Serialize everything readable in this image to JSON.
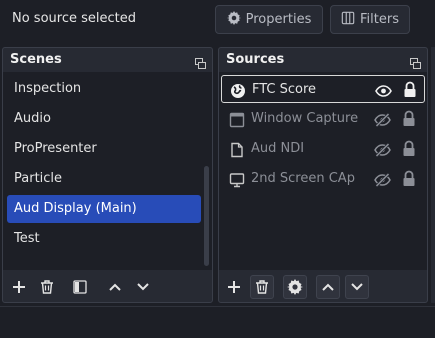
{
  "topbar": {
    "status": "No source selected",
    "properties_label": "Properties",
    "filters_label": "Filters"
  },
  "scenes": {
    "title": "Scenes",
    "items": [
      {
        "label": "Inspection"
      },
      {
        "label": "Audio"
      },
      {
        "label": "ProPresenter"
      },
      {
        "label": "Particle"
      },
      {
        "label": "Aud Display (Main)",
        "selected": true
      },
      {
        "label": "Test"
      }
    ]
  },
  "sources": {
    "title": "Sources",
    "items": [
      {
        "label": "FTC Score",
        "icon": "browser-globe-icon",
        "visible": true,
        "selected": true
      },
      {
        "label": "Window Capture",
        "icon": "window-capture-icon",
        "visible": false
      },
      {
        "label": "Aud NDI",
        "icon": "file-icon",
        "visible": false
      },
      {
        "label": "2nd Screen CAp",
        "icon": "monitor-icon",
        "visible": false
      }
    ]
  },
  "colors": {
    "background": "#1d1f26",
    "panel": "#272a33",
    "selection": "#284cb8",
    "border": "#3a3e49"
  }
}
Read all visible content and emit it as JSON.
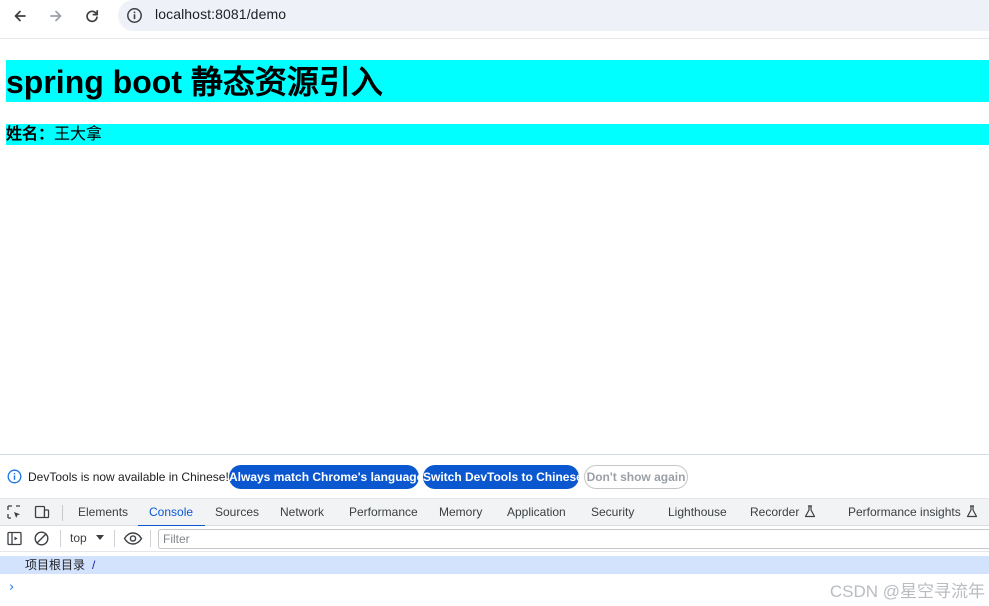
{
  "browser": {
    "url": "localhost:8081/demo"
  },
  "page": {
    "heading": "spring boot 静态资源引入",
    "para_label": "姓名：",
    "para_value": "王大拿"
  },
  "devtools": {
    "notice": {
      "text": "DevTools is now available in Chinese!",
      "btn_match": "Always match Chrome's language",
      "btn_switch": "Switch DevTools to Chinese",
      "btn_dismiss": "Don't show again"
    },
    "tabs": [
      "Elements",
      "Console",
      "Sources",
      "Network",
      "Performance",
      "Memory",
      "Application",
      "Security",
      "Lighthouse",
      "Recorder",
      "Performance insights"
    ],
    "active_tab": "Console",
    "context": "top",
    "filter_placeholder": "Filter",
    "console_message": "项目根目录",
    "console_arg": "/"
  },
  "watermark": "CSDN @星空寻流年",
  "colors": {
    "page_highlight": "#00ffff",
    "accent": "#0b57d0",
    "console_row": "#d3e3fd"
  }
}
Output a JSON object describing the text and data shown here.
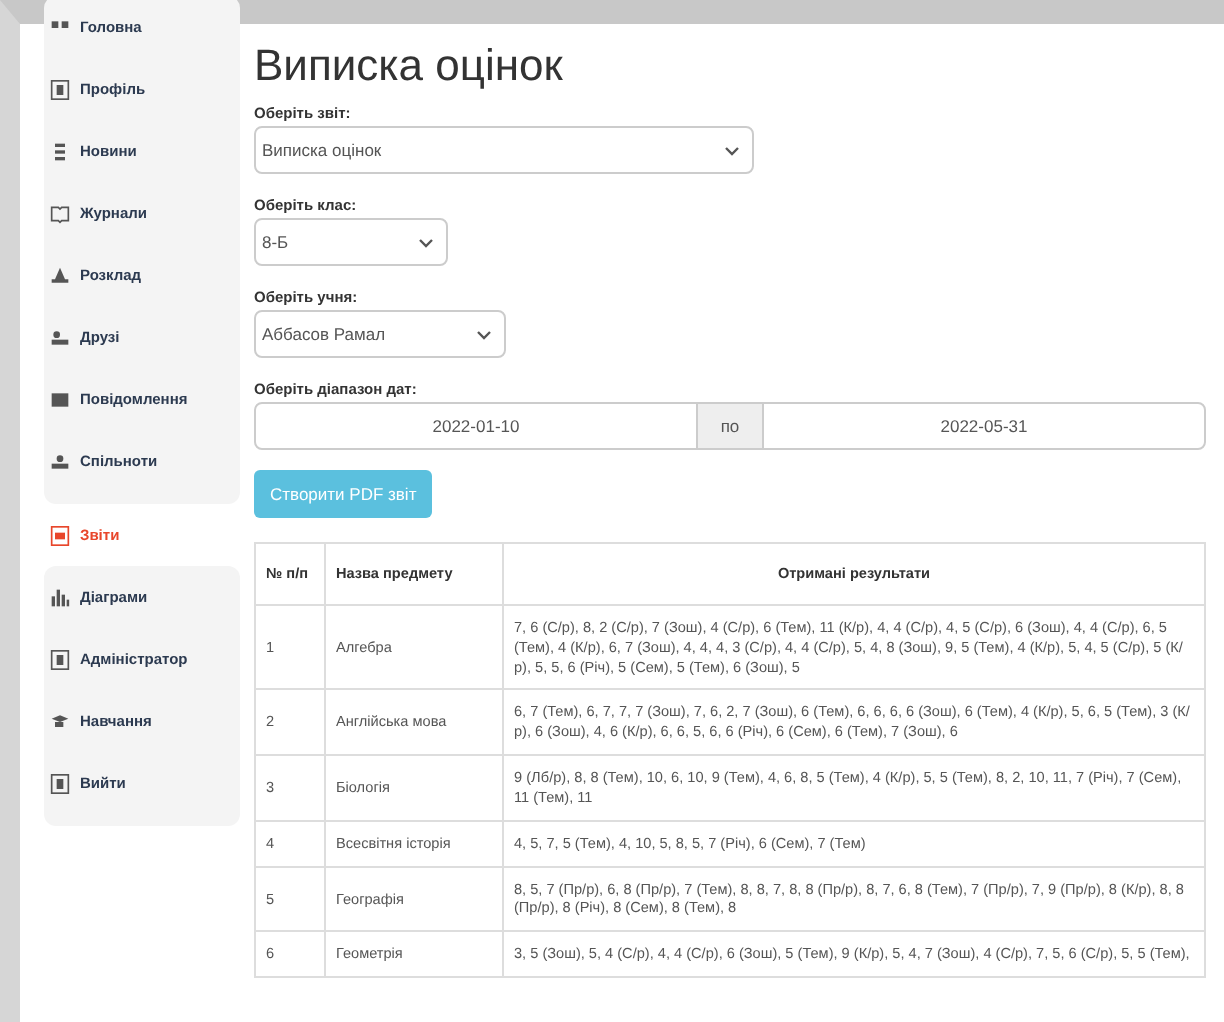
{
  "sidebar": {
    "items": [
      {
        "label": "Головна",
        "selected": false
      },
      {
        "label": "Профіль",
        "selected": false
      },
      {
        "label": "Новини",
        "selected": false
      },
      {
        "label": "Журнали",
        "selected": false
      },
      {
        "label": "Розклад",
        "selected": false
      },
      {
        "label": "Друзі",
        "selected": false
      },
      {
        "label": "Повідомлення",
        "selected": false
      },
      {
        "label": "Спільноти",
        "selected": false
      },
      {
        "label": "Звіти",
        "selected": true
      },
      {
        "label": "Діаграми",
        "selected": false
      },
      {
        "label": "Адміністратор",
        "selected": false
      },
      {
        "label": "Навчання",
        "selected": false
      },
      {
        "label": "Вийти",
        "selected": false
      }
    ]
  },
  "page": {
    "title": "Виписка оцінок",
    "report": {
      "label": "Оберіть звіт:",
      "value": "Виписка оцінок"
    },
    "class": {
      "label": "Оберіть клас:",
      "value": "8-Б"
    },
    "student": {
      "label": "Оберіть учня:",
      "value": "Аббасов Рамал"
    },
    "dates": {
      "label": "Оберіть діапазон дат:",
      "from": "2022-01-10",
      "separator": "по",
      "to": "2022-05-31"
    },
    "button": "Створити PDF звіт"
  },
  "table": {
    "columns": [
      "№ п/п",
      "Назва предмету",
      "Отримані результати"
    ],
    "rows": [
      [
        "1",
        "Алгебра",
        "7, 6 (С/р), 8, 2 (С/р), 7 (Зош), 4 (С/р), 6 (Тем), 11 (К/р), 4, 4 (С/р), 4, 5 (С/р), 6 (Зош), 4, 4 (С/р), 6, 5 (Тем), 4 (К/р), 6, 7 (Зош), 4, 4, 4, 3 (С/р), 4, 4 (С/р), 5, 4, 8 (Зош), 9, 5 (Тем), 4 (К/р), 5, 4, 5 (С/р), 5 (К/р), 5, 5, 6 (Річ), 5 (Сем), 5 (Тем), 6 (Зош), 5"
      ],
      [
        "2",
        "Англійська мова",
        "6, 7 (Тем), 6, 7, 7, 7 (Зош), 7, 6, 2, 7 (Зош), 6 (Тем), 6, 6, 6, 6 (Зош), 6 (Тем), 4 (К/р), 5, 6, 5 (Тем), 3 (К/р), 6 (Зош), 4, 6 (К/р), 6, 6, 5, 6, 6 (Річ), 6 (Сем), 6 (Тем), 7 (Зош), 6"
      ],
      [
        "3",
        "Біологія",
        "9 (Лб/р), 8, 8 (Тем), 10, 6, 10, 9 (Тем), 4, 6, 8, 5 (Тем), 4 (К/р), 5, 5 (Тем), 8, 2, 10, 11, 7 (Річ), 7 (Сем), 11 (Тем), 11"
      ],
      [
        "4",
        "Всесвітня історія",
        "4, 5, 7, 5 (Тем), 4, 10, 5, 8, 5, 7 (Річ), 6 (Сем), 7 (Тем)"
      ],
      [
        "5",
        "Географія",
        "8, 5, 7 (Пр/р), 6, 8 (Пр/р), 7 (Тем), 8, 8, 7, 8, 8 (Пр/р), 8, 7, 6, 8 (Тем), 7 (Пр/р), 7, 9 (Пр/р), 8 (К/р), 8, 8 (Пр/р), 8 (Річ), 8 (Сем), 8 (Тем), 8"
      ],
      [
        "6",
        "Геометрія",
        "3, 5 (Зош), 5, 4 (С/р), 4, 4 (С/р), 6 (Зош), 5 (Тем), 9 (К/р), 5, 4, 7 (Зош), 4 (С/р), 7, 5, 6 (С/р), 5, 5 (Тем),"
      ]
    ]
  }
}
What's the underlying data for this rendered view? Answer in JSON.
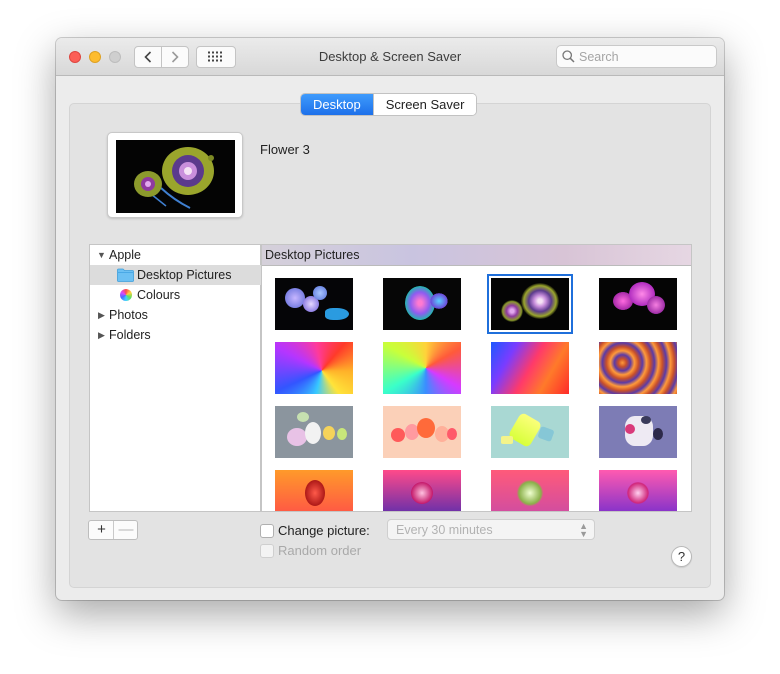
{
  "window": {
    "title": "Desktop & Screen Saver"
  },
  "toolbar": {
    "search_placeholder": "Search"
  },
  "tabs": [
    {
      "label": "Desktop",
      "active": true
    },
    {
      "label": "Screen Saver",
      "active": false
    }
  ],
  "current_picture": {
    "name": "Flower 3"
  },
  "sidebar": {
    "items": [
      {
        "label": "Apple",
        "expanded": true
      },
      {
        "label": "Desktop Pictures",
        "selected": true,
        "icon": "folder-icon"
      },
      {
        "label": "Colours",
        "icon": "colour-wheel-icon"
      },
      {
        "label": "Photos",
        "expanded": false
      },
      {
        "label": "Folders",
        "expanded": false
      }
    ]
  },
  "gallery": {
    "header": "Desktop Pictures",
    "selected_index": 2,
    "thumbnails": [
      "flower-blue-purple",
      "flower-neon",
      "flower-yellow-selected",
      "flower-magenta",
      "paint-swirl-rainbow",
      "paint-swirl-multicolor",
      "paint-red-blue",
      "paint-waves-orange",
      "shapes-grey",
      "shapes-peach",
      "shapes-crystal-teal",
      "shapes-lavender",
      "flower-red-orange",
      "flower-purple-red",
      "flower-green-pink",
      "flower-pink-purple"
    ]
  },
  "controls": {
    "add_symbol": "+",
    "remove_symbol": "—",
    "change_picture_label": "Change picture:",
    "change_picture_checked": false,
    "interval_value": "Every 30 minutes",
    "random_order_label": "Random order",
    "random_order_checked": false,
    "help_symbol": "?"
  }
}
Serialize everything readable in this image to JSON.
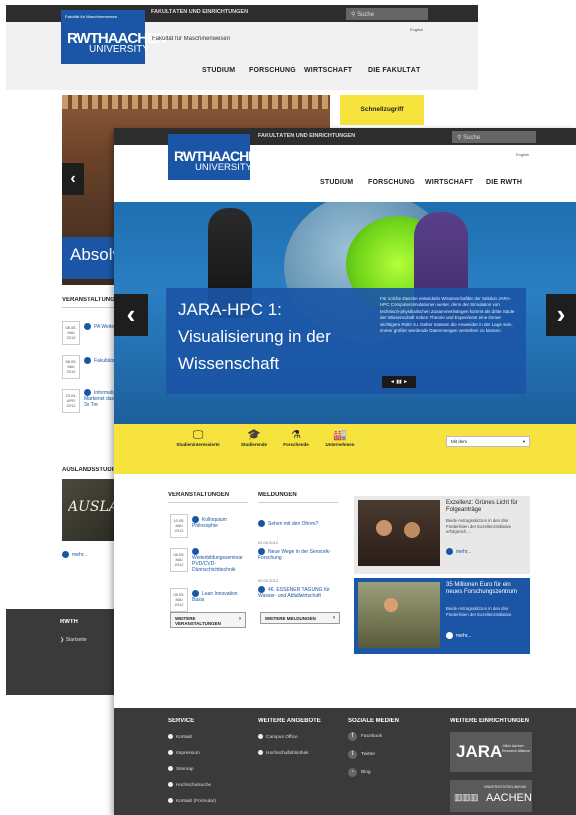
{
  "back": {
    "topbar_label": "FAKULTÄTEN UND EINRICHTUNGEN",
    "search_label": "Suche",
    "english_label": "English",
    "logo_small": "Fakultät für Maschinenwesen",
    "logo_main": "RWTHAACHEN",
    "logo_sub": "UNIVERSITY",
    "faculty_title": "Fakultät für Maschinenwesen",
    "nav": [
      "STUDIUM",
      "FORSCHUNG",
      "WIRTSCHAFT",
      "DIE FAKULTÄT"
    ],
    "quick_access": "Schnellzugriff",
    "hero_text": "Absolv",
    "events_heading": "VERANSTALTUNGEN",
    "events": [
      {
        "date": "08.05. MAI 2012",
        "title": "PA Weiterb"
      },
      {
        "date": "08.05. MAI 2012",
        "title": "Fakultätsk"
      },
      {
        "date": "23.04. APR 2012",
        "title": "Informatio Markenst das 3x Tre"
      }
    ],
    "abroad_heading": "AUSLANDSSTUDIUM",
    "abroad_image_text": "AUSLAN",
    "more": "mehr...",
    "footer_heading": "RWTH",
    "footer_link": "Startseite"
  },
  "front": {
    "topbar_label": "FAKULTÄTEN UND EINRICHTUNGEN",
    "search_label": "Suche",
    "english_label": "English",
    "logo_main": "RWTHAACHEN",
    "logo_sub": "UNIVERSITY",
    "nav": [
      "STUDIUM",
      "FORSCHUNG",
      "WIRTSCHAFT",
      "DIE RWTH"
    ],
    "hero": {
      "title_line1": "JARA-HPC 1:",
      "title_line2": "Visualisierung in der",
      "title_line3": "Wissenschaft",
      "description": "Für solche Zwecke entwickeln Wissenschaftler der Sektion JARA-HPC Computersimulationen weiter, denn der Simulation von technisch-physikalischen Zusammenhängen kommt als dritte Säule der Wissenschaft neben Theorie und Experiment eine immer wichtigere Rolle zu. Daher müssen die Anwender in der Lage sein, immer größer werdende Datenmengen verstehen zu können.",
      "pager": "◄ ▮▮ ►"
    },
    "audiences": [
      {
        "label": "Studieninteressierte",
        "icon": "monitor-icon"
      },
      {
        "label": "Studierende",
        "icon": "graduation-cap-icon"
      },
      {
        "label": "Forschende",
        "icon": "flask-icon"
      },
      {
        "label": "Unternehmen",
        "icon": "factory-icon"
      }
    ],
    "select_value": "Mit dem",
    "events_heading": "VERANSTALTUNGEN",
    "events": [
      {
        "date": "10.05. MAI 2012",
        "title": "Kolloquium Philosophie"
      },
      {
        "date": "08.05. MAI 2012",
        "title": "Weiterbildungsseminar PVD/CVD-Dünnschichttechnik"
      },
      {
        "date": "09.05. MAI 2012",
        "title": "Lean Innovation Basis"
      }
    ],
    "events_button": "WEITERE VERANSTALTUNGEN",
    "news_heading": "MELDUNGEN",
    "news": [
      {
        "date": "",
        "title": "Sehen mit den Ohren?"
      },
      {
        "date": "02.05.2012",
        "title": "Neue Wege in der Sensorik-Forschung"
      },
      {
        "date": "09.05.2012",
        "title": "46. ESSENER TAGUNG für Wasser- und Abfallwirtschaft"
      }
    ],
    "news_button": "WEITERE MELDUNGEN",
    "teaser1": {
      "title": "Exzellenz: Grünes Licht für Folgeanträge",
      "text": "Beide Antragsskizzen in den drei Förderlinien der Exzellenzinitiative erfolgreich ...",
      "more": "mehr..."
    },
    "teaser2": {
      "title": "35 Millionen Euro für ein neues Forschungszentrum",
      "text": "Beide Antragsskizzen in den drei Förderlinien der Exzellenzinitiative.",
      "more": "mehr..."
    },
    "footer": {
      "service_heading": "SERVICE",
      "service_links": [
        "Kontakt",
        "Impressum",
        "Sitemap",
        "Hochschulsuche",
        "Kontakt (Formular)"
      ],
      "offers_heading": "WEITERE ANGEBOTE",
      "offers_links": [
        "Campus Office",
        "Hochschulbibliothek"
      ],
      "social_heading": "SOZIALE MEDIEN",
      "social_links": [
        "Facebook",
        "Twitter",
        "Blog"
      ],
      "institutions_heading": "WEITERE EINRICHTUNGEN",
      "jara_logo": "JARA",
      "jara_sub": "Jülich Aachen Research Alliance",
      "aachen_logo": "AACHEN",
      "aachen_sub": "UNIVERSITÄTSKLINIKUM"
    }
  },
  "colors": {
    "rwth_blue": "#1b56a6",
    "yellow": "#f6e33e",
    "dark": "#3a3a3a",
    "topbar": "#2d2d2d"
  }
}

☆ ☆ ☆ ☆ ☆ ☆ ☆

From the listing above, pick out every line containing "Оберіть".

      "label": "Оберіть звіт:",
      "label": "Оберіть клас:",
      "label": "Оберіть учня:",
      "label": "Оберіть діапазон дат:",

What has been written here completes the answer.